> Problem statement:
Below are the records. Gather each line that holds "this".

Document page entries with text
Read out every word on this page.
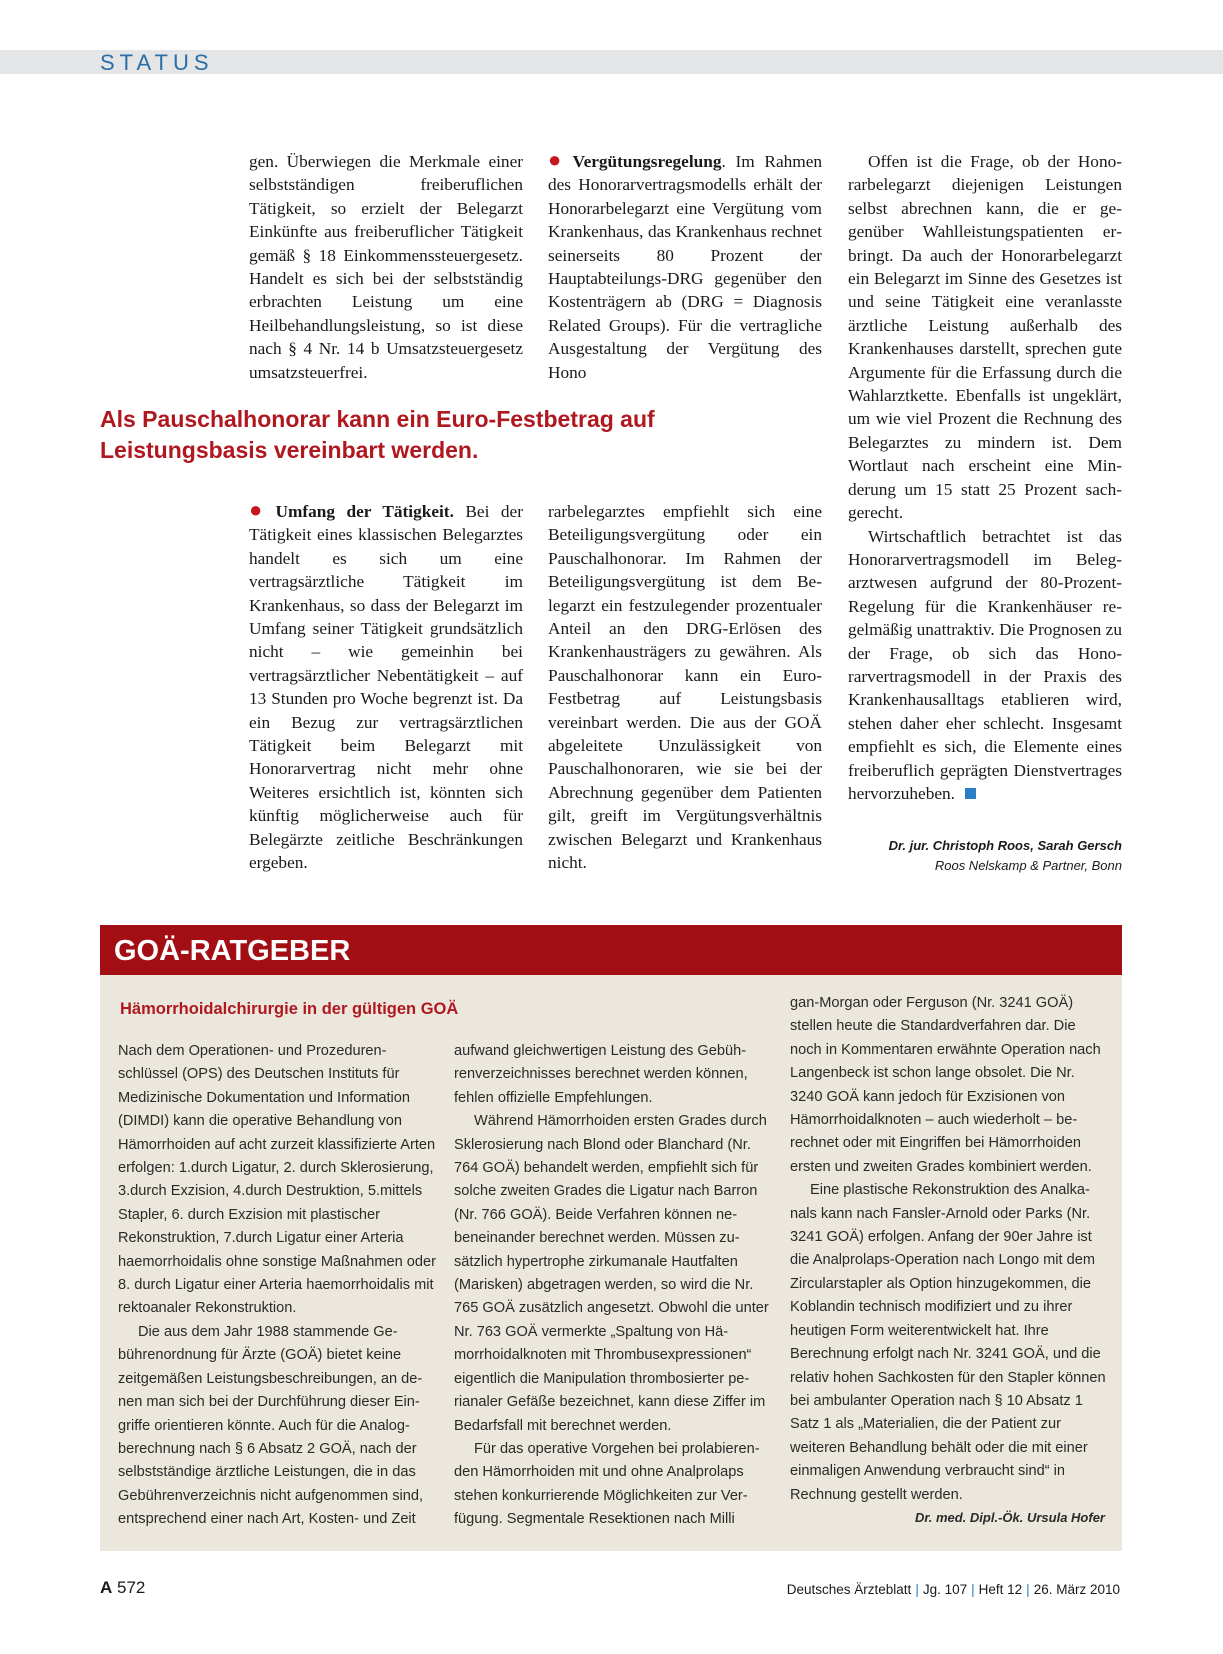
STATUS

gen. Überwiegen die Merkmale einer selbstständigen freiberuflichen Tätigkeit, so erzielt der Belegarzt Einkünfte aus freiberuflicher Tätigkeit gemäß § 18 Einkommenssteuergesetz. Handelt es sich bei der selbstständig erbrachten Leistung um eine Heilbehandlungsleistung, so ist diese nach § 4 Nr. 14 b Umsatzsteuergesetz umsatzsteuerfrei.

● Vergütungsregelung. Im Rahmen des Honorarvertragsmodells erhält der Honorarbelegarzt eine Vergütung vom Krankenhaus, das Krankenhaus rechnet seinerseits 80 Prozent der Hauptabteilungs-DRG gegenüber den Kostenträgern ab (DRG = Diagnosis Related Groups). Für die vertragliche Ausgestaltung der Vergütung des Hono

Als Pauschalhonorar kann ein Euro-Festbetrag auf Leistungsbasis vereinbart werden.

● Umfang der Tätigkeit. Bei der Tätigkeit eines klassischen Belegarztes handelt es sich um eine vertragsärztliche Tätigkeit im Krankenhaus, so dass der Belegarzt im Umfang seiner Tätigkeit grundsätzlich nicht – wie gemeinhin bei vertragsärztlicher Nebentätigkeit – auf 13 Stunden pro Woche begrenzt ist. Da ein Bezug zur vertragsärztlichen Tätigkeit beim Belegarzt mit Honorarvertrag nicht mehr ohne Weiteres ersichtlich ist, könnten sich künftig möglicherweise auch für Belegärzte zeitliche Beschränkungen ergeben.

rarbelegarztes empfiehlt sich eine Beteiligungsvergütung oder ein Pauschalhonorar. Im Rahmen der Beteiligungsvergütung ist dem Belegarzt ein festzulegender prozentualer Anteil an den DRG-Erlösen des Krankenhausträgers zu gewähren. Als Pauschalhonorar kann ein Euro-Festbetrag auf Leistungsbasis vereinbart werden. Die aus der GOÄ abgeleitete Unzulässigkeit von Pauschalhonoraren, wie sie bei der Abrechnung gegenüber dem Patienten gilt, greift im Vergütungsverhältnis zwischen Belegarzt und Krankenhaus nicht.

Offen ist die Frage, ob der Honorarbelegarzt diejenigen Leistungen selbst abrechnen kann, die er gegenüber Wahlleistungspatienten erbringt. Da auch der Honorarbelegarzt ein Belegarzt im Sinne des Gesetzes ist und seine Tätigkeit eine veranlasste ärztliche Leistung außerhalb des Krankenhauses darstellt, sprechen gute Argumente für die Erfassung durch die Wahlarztkette. Ebenfalls ist ungeklärt, um wie viel Prozent die Rechnung des Belegarztes zu mindern ist. Dem Wortlaut nach erscheint eine Minderung um 15 statt 25 Prozent sachgerecht.

Wirtschaftlich betrachtet ist das Honorarvertragsmodell im Belegarztwesen aufgrund der 80-Prozent-Regelung für die Krankenhäuser regelmäßig unattraktiv. Die Prognosen zu der Frage, ob sich das Honorarvertragsmodell in der Praxis des Krankenhausalltags etablieren wird, stehen daher eher schlecht. Insgesamt empfiehlt es sich, die Elemente eines freiberuflich geprägten Dienstvertrages hervorzuheben.

Dr. jur. Christoph Roos, Sarah Gersch
Roos Nelskamp & Partner, Bonn
GOÄ-RATGEBER
Hämorrhoidalchirurgie in der gültigen GOÄ

Nach dem Operationen- und Prozedurenschlüssel (OPS) des Deutschen Instituts für Medizinische Dokumentation und Information (DIMDI) kann die operative Behandlung von Hämorrhoiden auf acht zurzeit klassifizierte Arten erfolgen: 1.durch Ligatur, 2. durch Sklerosierung, 3.durch Exzision, 4.durch Destruktion, 5.mittels Stapler, 6. durch Exzision mit plastischer Rekonstruktion, 7.durch Ligatur einer Arteria haemorrhoidalis ohne sonstige Maßnahmen oder 8. durch Ligatur einer Arteria haemorrhoidalis mit rektoanaler Rekonstruktion.

Die aus dem Jahr 1988 stammende Gebührenordnung für Ärzte (GOÄ) bietet keine zeitgemäßen Leistungsbeschreibungen, an denen man sich bei der Durchführung dieser Eingriffe orientieren könnte. Auch für die Analogberechnung nach § 6 Absatz 2 GOÄ, nach der selbstständige ärztliche Leistungen, die in das Gebührenverzeichnis nicht aufgenommen sind, entsprechend einer nach Art, Kosten- und Zeit

aufwand gleichwertigen Leistung des Gebührenverzeichnisses berechnet werden können, fehlen offizielle Empfehlungen.

Während Hämorrhoiden ersten Grades durch Sklerosierung nach Blond oder Blanchard (Nr. 764 GOÄ) behandelt werden, empfiehlt sich für solche zweiten Grades die Ligatur nach Barron (Nr. 766 GOÄ). Beide Verfahren können nebeneinander berechnet werden. Müssen zusätzlich hypertrophe zirkumanale Hautfalten (Marisken) abgetragen werden, so wird die Nr. 765 GOÄ zusätzlich angesetzt. Obwohl die unter Nr. 763 GOÄ vermerkte „Spaltung von Hämorrhoidalknoten mit Thrombusexpressionen“ eigentlich die Manipulation thrombosierter perianaler Gefäße bezeichnet, kann diese Ziffer im Bedarfsfall mit berechnet werden.

Für das operative Vorgehen bei prolabierenden Hämorrhoiden mit und ohne Analprolaps stehen konkurrierende Möglichkeiten zur Verfügung. Segmentale Resektionen nach Milli

gan-Morgan oder Ferguson (Nr. 3241 GOÄ) stellen heute die Standardverfahren dar. Die noch in Kommentaren erwähnte Operation nach Langenbeck ist schon lange obsolet. Die Nr. 3240 GOÄ kann jedoch für Exzisionen von Hämorrhoidalknoten – auch wiederholt – berechnet oder mit Eingriffen bei Hämorrhoiden ersten und zweiten Grades kombiniert werden.

Eine plastische Rekonstruktion des Analkanals kann nach Fansler-Arnold oder Parks (Nr. 3241 GOÄ) erfolgen. Anfang der 90er Jahre ist die Analprolaps-Operation nach Longo mit dem Zircularstapler als Option hinzugekommen, die Koblandin technisch modifiziert und zu ihrer heutigen Form weiterentwickelt hat. Ihre Berechnung erfolgt nach Nr. 3241 GOÄ, und die relativ hohen Sachkosten für den Stapler können bei ambulanter Operation nach § 10 Absatz 1 Satz 1 als „Materialien, die der Patient zur weiteren Behandlung behält oder die mit einer einmaligen Anwendung verbraucht sind“ in Rechnung gestellt werden.

Dr. med. Dipl.-Ök. Ursula Hofer
A 572	Deutsches Ärzteblatt | Jg. 107 | Heft 12 | 26. März 2010
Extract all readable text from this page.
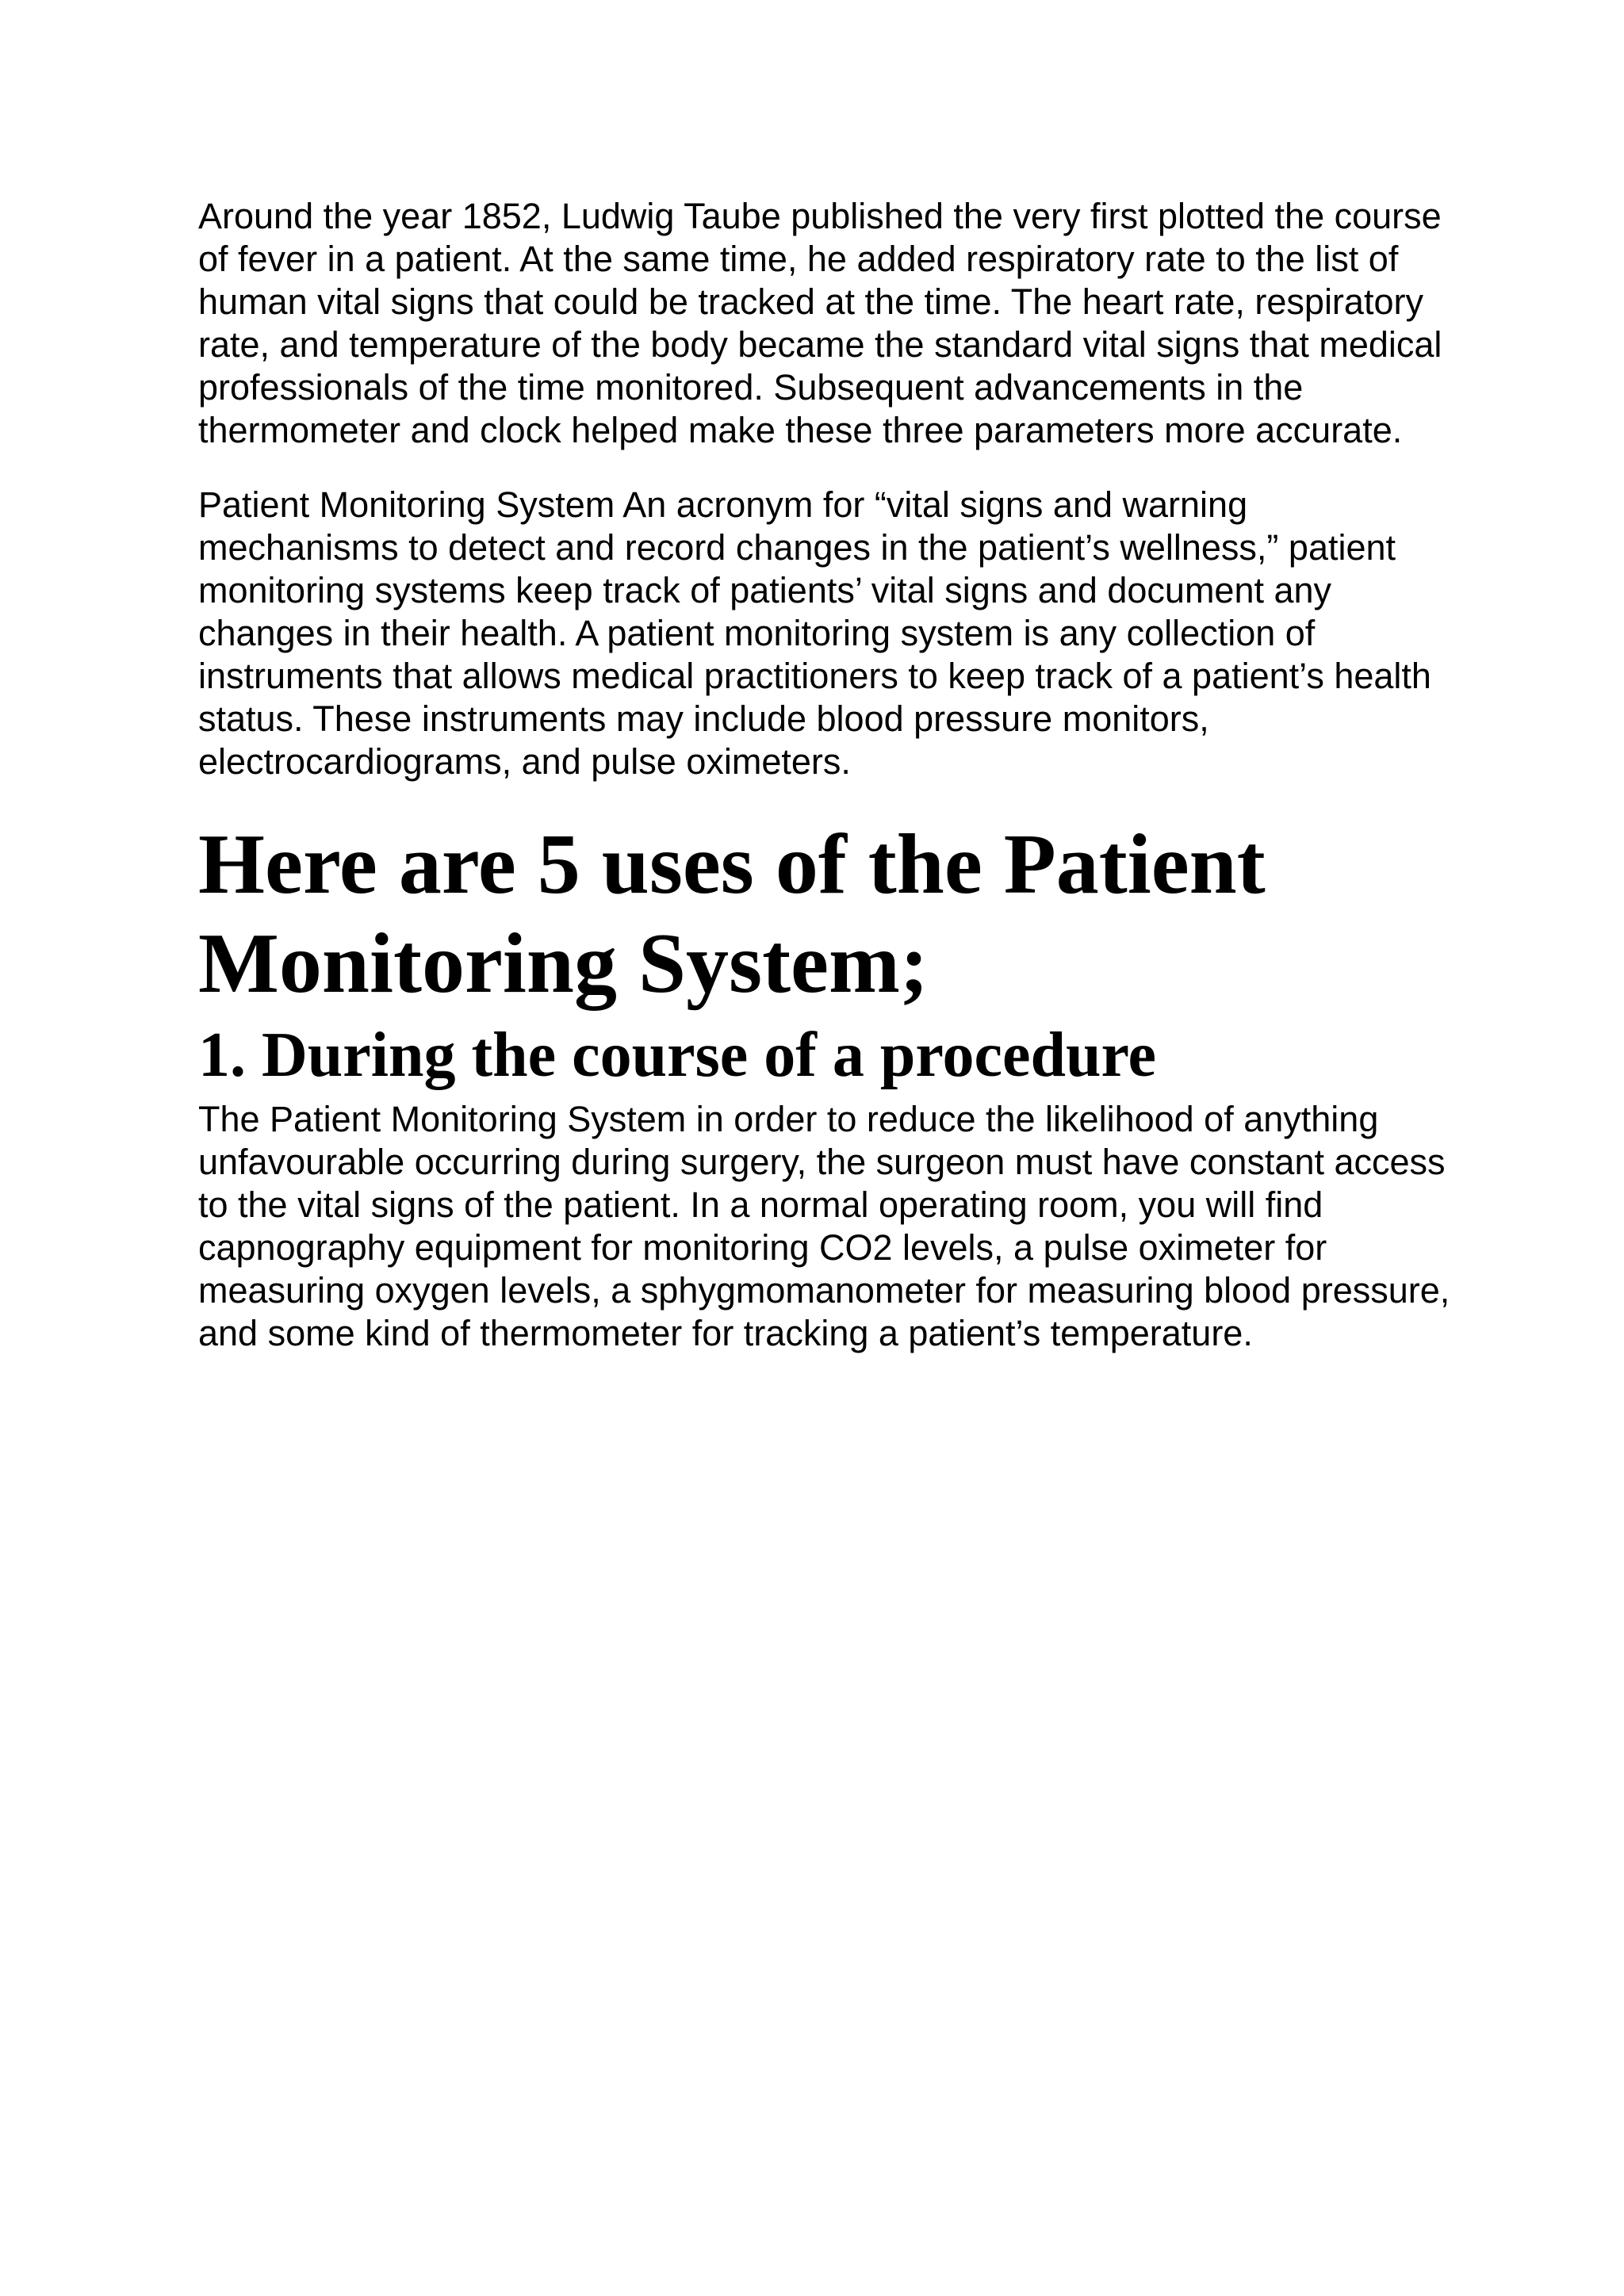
Around the year 1852, Ludwig Taube published the very first plotted the course of fever in a patient. At the same time, he added respiratory rate to the list of human vital signs that could be tracked at the time. The heart rate, respiratory rate, and temperature of the body became the standard vital signs that medical professionals of the time monitored. Subsequent advancements in the thermometer and clock helped make these three parameters more accurate.

Patient Monitoring System An acronym for “vital signs and warning mechanisms to detect and record changes in the patient’s wellness,” patient monitoring systems keep track of patients’ vital signs and document any changes in their health. A patient monitoring system is any collection of instruments that allows medical practitioners to keep track of a patient’s health status. These instruments may include blood pressure monitors, electrocardiograms, and pulse oximeters.

Here are 5 uses of the Patient Monitoring System;
1. During the course of a procedure

The Patient Monitoring System in order to reduce the likelihood of anything unfavourable occurring during surgery, the surgeon must have constant access to the vital signs of the patient. In a normal operating room, you will find capnography equipment for monitoring CO2 levels, a pulse oximeter for measuring oxygen levels, a sphygmomanometer for measuring blood pressure, and some kind of thermometer for tracking a patient’s temperature.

> Written reply:
Read out every word on this page.
Extract all readable text from this page.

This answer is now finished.